## TO DO
Work through the data below line by line and say how many lines hold "from"; give only the number.

Dataset rows about figures
'''

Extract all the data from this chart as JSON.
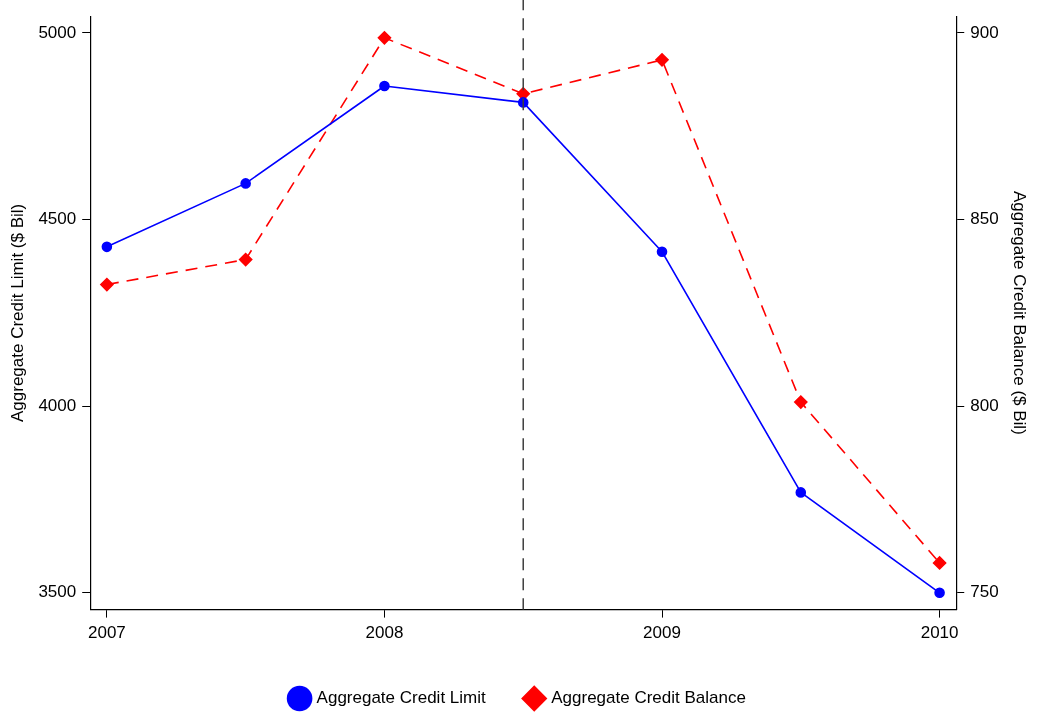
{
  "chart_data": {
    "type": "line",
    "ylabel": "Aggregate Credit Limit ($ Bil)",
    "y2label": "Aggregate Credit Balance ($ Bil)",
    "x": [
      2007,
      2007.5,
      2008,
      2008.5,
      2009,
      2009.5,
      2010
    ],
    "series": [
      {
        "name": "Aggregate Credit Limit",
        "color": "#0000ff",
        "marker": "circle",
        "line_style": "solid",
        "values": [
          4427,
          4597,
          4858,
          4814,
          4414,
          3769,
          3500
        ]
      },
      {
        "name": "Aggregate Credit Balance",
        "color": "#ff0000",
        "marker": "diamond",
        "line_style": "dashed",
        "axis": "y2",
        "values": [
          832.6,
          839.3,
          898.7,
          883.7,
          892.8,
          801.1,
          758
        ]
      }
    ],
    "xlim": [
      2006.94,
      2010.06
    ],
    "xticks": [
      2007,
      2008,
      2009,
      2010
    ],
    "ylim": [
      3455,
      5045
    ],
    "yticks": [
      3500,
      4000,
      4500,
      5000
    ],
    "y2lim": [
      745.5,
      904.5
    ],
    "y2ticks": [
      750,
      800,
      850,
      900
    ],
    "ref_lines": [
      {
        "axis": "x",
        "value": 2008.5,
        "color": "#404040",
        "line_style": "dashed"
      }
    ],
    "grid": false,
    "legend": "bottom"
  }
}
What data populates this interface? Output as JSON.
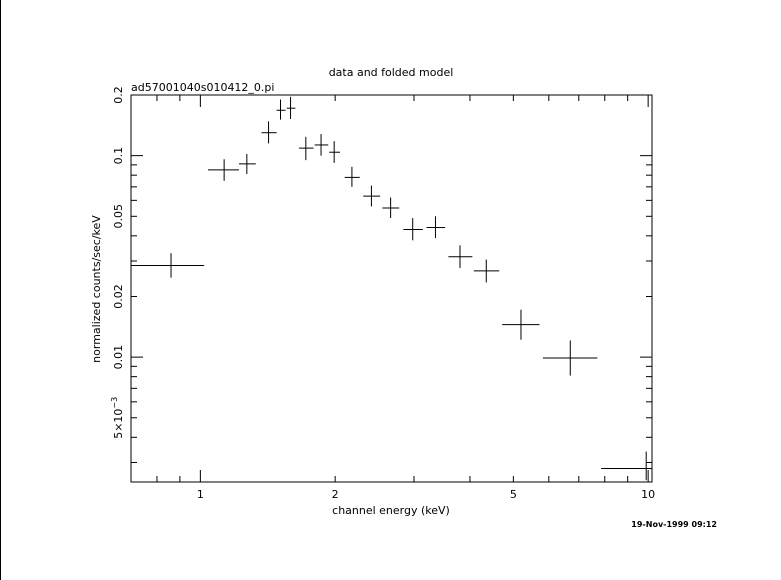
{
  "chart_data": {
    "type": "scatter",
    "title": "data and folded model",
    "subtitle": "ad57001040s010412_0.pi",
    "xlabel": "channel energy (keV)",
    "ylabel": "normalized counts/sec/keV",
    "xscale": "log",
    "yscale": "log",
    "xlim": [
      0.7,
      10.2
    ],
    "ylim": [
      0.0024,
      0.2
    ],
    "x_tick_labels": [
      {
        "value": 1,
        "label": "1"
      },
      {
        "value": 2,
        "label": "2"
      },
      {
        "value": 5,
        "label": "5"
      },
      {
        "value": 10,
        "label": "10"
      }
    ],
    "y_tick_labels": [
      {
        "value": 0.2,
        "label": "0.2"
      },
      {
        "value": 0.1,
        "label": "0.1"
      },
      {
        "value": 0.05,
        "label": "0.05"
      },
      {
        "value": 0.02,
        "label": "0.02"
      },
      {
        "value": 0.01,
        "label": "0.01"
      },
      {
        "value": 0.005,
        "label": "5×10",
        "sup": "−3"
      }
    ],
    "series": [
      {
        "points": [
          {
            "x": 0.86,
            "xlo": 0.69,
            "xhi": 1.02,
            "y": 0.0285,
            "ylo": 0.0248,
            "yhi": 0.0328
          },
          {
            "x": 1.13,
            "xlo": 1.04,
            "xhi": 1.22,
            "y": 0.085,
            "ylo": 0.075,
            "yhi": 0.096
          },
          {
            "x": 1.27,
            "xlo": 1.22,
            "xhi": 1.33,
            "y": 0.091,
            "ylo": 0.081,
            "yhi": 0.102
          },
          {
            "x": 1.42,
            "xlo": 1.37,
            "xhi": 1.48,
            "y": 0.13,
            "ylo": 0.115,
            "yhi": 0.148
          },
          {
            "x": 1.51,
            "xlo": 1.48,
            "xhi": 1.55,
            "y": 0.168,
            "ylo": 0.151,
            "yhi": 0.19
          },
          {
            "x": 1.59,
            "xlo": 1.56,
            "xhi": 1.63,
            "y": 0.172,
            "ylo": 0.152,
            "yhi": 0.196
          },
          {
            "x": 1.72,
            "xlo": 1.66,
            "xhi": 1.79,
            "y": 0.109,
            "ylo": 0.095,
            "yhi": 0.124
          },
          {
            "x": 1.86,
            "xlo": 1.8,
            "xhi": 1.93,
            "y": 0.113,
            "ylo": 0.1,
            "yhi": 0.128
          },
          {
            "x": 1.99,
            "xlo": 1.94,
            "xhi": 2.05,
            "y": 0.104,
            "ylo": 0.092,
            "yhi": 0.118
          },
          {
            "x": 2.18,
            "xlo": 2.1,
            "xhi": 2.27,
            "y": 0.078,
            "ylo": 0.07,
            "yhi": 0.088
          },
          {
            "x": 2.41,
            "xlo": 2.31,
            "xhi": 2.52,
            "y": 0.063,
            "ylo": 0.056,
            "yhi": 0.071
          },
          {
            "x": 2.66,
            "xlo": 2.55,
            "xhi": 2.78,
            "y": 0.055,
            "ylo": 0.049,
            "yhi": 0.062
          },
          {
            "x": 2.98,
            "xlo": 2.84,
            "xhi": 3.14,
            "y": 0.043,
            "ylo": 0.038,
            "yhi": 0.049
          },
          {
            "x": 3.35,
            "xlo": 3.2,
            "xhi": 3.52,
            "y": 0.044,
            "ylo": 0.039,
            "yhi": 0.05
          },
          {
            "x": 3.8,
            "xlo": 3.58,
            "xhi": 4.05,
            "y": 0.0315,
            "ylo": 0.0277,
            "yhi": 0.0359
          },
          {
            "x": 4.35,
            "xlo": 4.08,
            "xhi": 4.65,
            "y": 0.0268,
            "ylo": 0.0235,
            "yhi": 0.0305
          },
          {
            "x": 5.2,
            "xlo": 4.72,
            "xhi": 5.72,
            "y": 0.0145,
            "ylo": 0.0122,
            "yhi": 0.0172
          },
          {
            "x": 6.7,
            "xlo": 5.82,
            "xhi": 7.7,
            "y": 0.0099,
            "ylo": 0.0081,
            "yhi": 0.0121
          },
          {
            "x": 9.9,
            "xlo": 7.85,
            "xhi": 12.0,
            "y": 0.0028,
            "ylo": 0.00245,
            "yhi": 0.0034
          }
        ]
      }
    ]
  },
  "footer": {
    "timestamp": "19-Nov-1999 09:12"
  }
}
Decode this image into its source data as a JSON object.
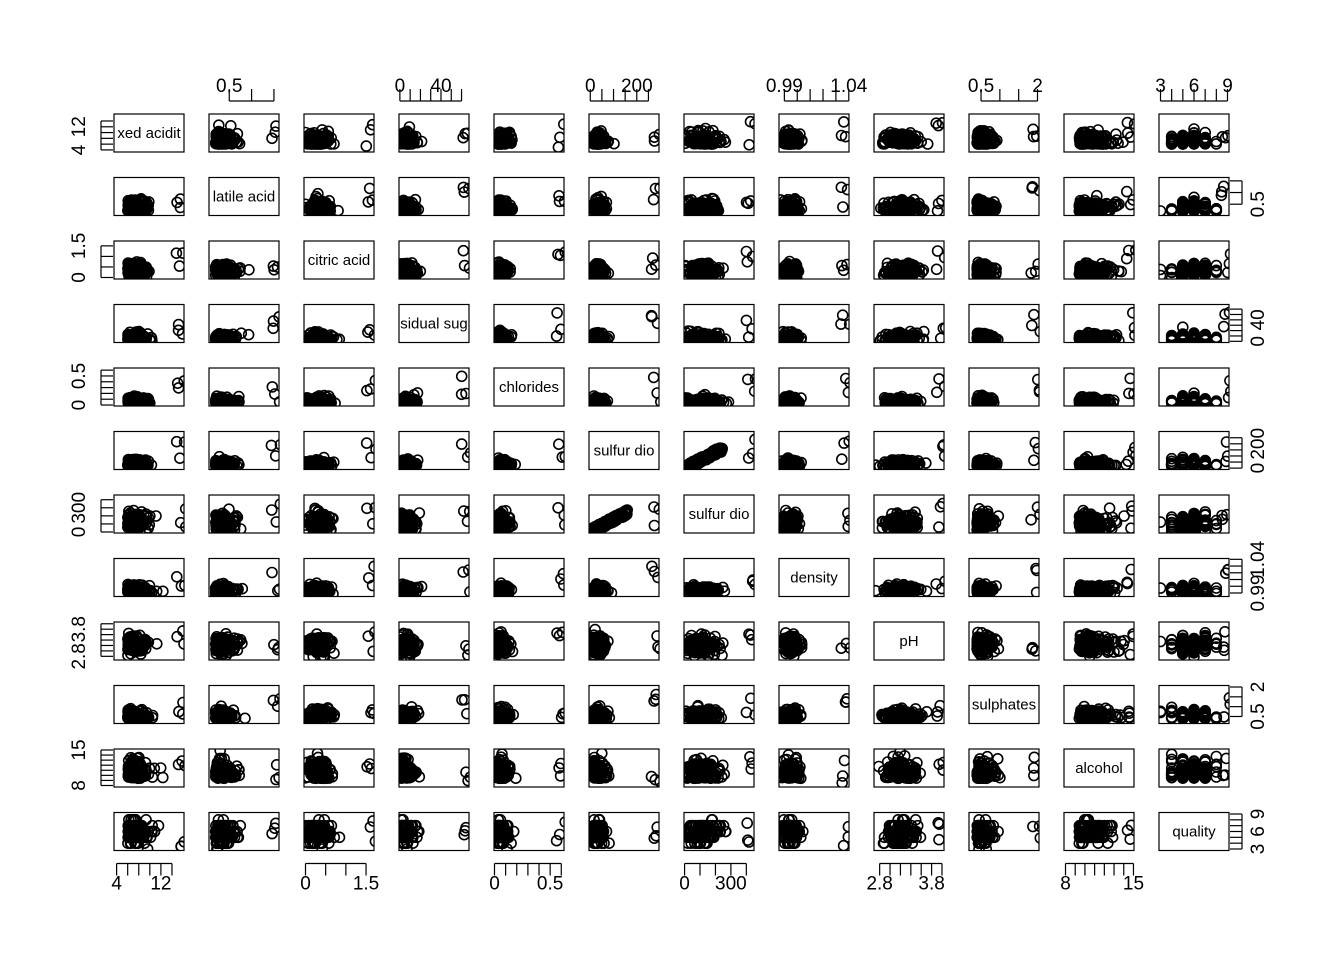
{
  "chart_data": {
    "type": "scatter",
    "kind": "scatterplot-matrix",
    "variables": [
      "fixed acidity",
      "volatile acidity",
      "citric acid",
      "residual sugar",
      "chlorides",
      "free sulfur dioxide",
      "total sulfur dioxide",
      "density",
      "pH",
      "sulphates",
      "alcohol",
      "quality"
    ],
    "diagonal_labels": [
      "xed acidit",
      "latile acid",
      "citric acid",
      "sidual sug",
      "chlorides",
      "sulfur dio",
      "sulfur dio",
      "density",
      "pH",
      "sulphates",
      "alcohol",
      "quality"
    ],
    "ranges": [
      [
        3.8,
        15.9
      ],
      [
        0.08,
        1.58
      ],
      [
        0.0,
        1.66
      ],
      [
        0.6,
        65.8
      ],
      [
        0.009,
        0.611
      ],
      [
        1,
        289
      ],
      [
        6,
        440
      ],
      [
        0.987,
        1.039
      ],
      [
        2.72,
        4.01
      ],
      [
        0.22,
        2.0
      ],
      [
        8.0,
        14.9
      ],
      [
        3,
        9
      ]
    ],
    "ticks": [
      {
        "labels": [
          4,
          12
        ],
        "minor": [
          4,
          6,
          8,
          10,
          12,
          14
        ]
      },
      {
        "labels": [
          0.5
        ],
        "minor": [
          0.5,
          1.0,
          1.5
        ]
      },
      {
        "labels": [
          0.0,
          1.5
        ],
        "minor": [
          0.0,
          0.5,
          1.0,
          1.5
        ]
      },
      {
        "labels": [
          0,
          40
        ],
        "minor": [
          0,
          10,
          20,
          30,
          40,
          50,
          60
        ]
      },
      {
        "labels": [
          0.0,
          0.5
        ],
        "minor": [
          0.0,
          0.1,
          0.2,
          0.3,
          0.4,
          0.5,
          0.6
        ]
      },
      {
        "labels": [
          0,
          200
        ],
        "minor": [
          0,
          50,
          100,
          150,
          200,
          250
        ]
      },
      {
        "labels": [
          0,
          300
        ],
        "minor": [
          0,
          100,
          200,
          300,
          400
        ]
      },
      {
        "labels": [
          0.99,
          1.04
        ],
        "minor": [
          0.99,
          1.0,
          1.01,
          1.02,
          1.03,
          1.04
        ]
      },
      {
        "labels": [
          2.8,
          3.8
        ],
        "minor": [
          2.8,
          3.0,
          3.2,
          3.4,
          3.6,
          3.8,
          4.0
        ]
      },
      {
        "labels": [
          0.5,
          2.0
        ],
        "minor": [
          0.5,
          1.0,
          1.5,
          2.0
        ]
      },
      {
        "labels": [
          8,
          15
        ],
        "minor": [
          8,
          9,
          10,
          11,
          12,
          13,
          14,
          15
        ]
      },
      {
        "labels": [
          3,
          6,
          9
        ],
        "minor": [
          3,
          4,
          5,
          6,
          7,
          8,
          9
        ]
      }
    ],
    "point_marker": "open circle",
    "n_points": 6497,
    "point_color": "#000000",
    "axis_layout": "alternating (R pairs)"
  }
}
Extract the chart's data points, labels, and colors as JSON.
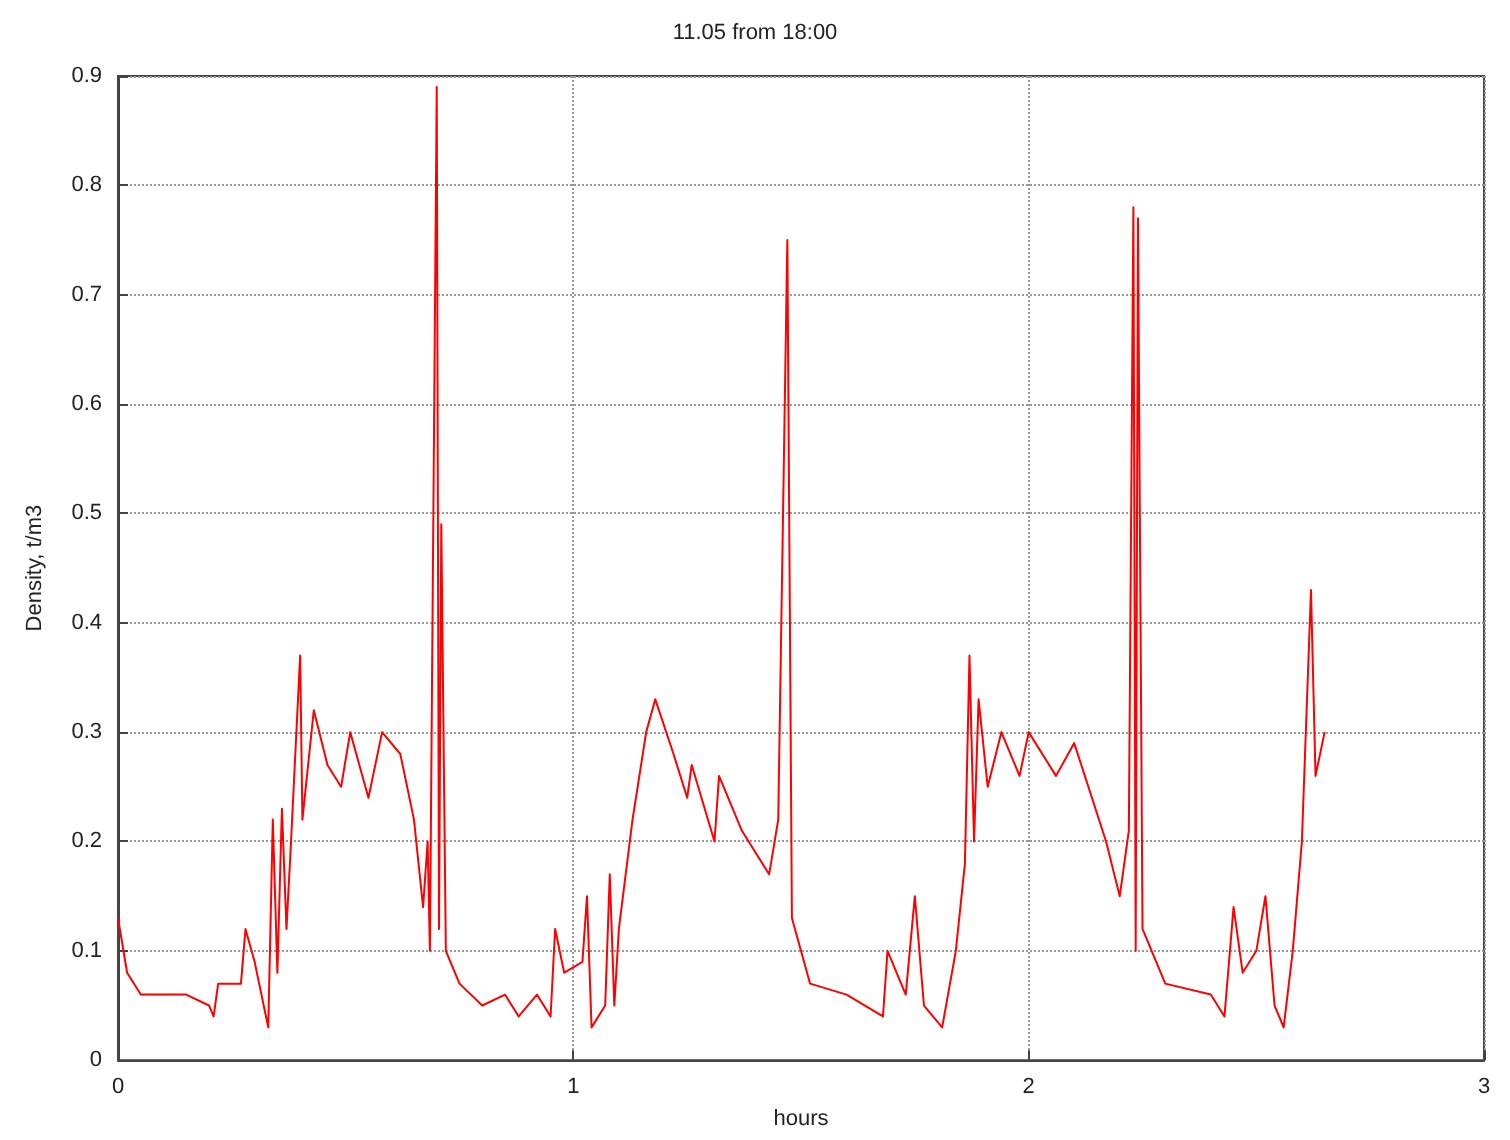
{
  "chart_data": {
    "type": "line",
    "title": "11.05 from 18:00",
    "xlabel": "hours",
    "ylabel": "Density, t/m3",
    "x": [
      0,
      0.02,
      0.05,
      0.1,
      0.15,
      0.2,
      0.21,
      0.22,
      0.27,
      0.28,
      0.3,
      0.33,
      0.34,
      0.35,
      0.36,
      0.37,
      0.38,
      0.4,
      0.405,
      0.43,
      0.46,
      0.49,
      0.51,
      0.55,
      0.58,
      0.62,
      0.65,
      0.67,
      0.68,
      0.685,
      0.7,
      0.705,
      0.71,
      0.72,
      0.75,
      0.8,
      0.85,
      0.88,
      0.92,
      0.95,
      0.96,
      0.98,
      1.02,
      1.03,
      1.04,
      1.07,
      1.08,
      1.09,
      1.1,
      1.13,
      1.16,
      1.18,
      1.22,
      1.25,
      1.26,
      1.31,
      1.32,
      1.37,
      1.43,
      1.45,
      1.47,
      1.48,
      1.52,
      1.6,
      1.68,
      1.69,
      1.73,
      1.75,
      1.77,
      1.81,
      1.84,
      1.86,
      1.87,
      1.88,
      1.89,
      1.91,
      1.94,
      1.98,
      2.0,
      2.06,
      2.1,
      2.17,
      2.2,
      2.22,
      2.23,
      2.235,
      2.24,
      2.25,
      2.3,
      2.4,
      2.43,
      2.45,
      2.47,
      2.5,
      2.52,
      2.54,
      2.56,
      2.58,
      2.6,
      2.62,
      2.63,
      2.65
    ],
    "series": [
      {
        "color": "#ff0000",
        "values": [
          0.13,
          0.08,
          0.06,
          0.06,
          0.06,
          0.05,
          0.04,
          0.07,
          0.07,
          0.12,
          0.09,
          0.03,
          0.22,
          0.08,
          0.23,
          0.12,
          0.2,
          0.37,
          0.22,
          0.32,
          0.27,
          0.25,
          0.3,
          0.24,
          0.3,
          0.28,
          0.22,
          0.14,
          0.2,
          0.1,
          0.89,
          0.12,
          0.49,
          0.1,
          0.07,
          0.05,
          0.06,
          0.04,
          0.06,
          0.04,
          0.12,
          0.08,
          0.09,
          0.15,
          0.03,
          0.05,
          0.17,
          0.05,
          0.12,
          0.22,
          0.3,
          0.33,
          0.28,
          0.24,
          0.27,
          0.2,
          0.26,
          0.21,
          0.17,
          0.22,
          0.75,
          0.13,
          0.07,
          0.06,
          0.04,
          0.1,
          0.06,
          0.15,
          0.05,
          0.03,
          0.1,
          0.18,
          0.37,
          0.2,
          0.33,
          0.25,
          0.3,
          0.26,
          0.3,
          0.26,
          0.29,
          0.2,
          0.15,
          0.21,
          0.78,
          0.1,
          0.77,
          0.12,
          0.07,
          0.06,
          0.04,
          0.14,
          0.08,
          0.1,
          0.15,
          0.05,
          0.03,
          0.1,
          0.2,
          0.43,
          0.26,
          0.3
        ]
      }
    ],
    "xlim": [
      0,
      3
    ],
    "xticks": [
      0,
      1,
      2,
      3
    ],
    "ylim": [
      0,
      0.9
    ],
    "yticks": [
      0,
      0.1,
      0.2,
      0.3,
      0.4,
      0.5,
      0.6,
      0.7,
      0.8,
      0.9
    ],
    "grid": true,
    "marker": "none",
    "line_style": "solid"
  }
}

'''

## TASK RESPONSE
2